(SHORT TASK): Pick out each line below containing "quod".

━━━━━ ENTRIES PROVIDED ━━━━━

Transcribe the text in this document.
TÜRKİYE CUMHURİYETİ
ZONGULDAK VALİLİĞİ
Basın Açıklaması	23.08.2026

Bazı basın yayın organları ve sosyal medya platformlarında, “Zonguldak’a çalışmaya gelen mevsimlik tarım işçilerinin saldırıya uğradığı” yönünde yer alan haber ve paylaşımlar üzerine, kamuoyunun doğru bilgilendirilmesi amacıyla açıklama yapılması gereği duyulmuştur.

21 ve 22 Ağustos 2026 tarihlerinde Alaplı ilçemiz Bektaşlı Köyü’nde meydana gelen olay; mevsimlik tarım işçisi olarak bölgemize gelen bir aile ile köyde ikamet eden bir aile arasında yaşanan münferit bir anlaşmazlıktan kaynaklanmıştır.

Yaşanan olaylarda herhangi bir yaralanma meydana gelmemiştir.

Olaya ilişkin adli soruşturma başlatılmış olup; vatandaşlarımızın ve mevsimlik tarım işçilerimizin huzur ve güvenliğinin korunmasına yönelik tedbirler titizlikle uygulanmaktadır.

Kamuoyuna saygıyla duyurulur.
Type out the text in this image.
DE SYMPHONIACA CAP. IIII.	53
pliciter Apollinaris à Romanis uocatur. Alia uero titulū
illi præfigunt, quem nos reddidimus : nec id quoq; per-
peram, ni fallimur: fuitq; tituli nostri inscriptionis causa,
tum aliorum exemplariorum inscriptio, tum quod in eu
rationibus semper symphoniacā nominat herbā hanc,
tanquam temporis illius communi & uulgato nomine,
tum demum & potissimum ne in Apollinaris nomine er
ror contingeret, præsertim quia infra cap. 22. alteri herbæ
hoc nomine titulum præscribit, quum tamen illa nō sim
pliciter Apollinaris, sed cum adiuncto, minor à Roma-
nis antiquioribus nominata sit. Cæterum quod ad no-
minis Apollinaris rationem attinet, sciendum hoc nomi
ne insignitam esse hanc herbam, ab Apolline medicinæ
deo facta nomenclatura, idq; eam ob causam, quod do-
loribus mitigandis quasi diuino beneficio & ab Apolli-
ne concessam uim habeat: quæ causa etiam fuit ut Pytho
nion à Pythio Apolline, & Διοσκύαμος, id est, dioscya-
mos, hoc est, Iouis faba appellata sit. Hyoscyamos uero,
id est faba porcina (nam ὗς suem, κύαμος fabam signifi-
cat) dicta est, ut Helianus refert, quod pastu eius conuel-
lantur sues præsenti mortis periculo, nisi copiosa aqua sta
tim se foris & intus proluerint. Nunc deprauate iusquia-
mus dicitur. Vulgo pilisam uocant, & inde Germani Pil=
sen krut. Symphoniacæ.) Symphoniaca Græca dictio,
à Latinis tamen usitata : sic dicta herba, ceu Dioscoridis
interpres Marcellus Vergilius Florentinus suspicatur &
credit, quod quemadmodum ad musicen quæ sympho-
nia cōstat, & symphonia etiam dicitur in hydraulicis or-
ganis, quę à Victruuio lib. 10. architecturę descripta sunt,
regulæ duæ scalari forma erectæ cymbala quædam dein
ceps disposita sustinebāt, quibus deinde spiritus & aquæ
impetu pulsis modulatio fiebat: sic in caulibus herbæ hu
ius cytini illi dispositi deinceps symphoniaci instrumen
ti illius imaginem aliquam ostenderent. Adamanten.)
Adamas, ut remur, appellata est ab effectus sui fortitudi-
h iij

━━━━━

(REPLY):
tum aliorum exemplariorum inscriptio, tum quod in eu
nis antiquioribus nominata sit. Cæterum quod ad no-
deo facta nomenclatura, idq; eam ob causam, quod do-
cat) dicta est, ut Helianus refert, quod pastu eius conuel-
credit, quod quemadmodum ad musicen quæ sympho-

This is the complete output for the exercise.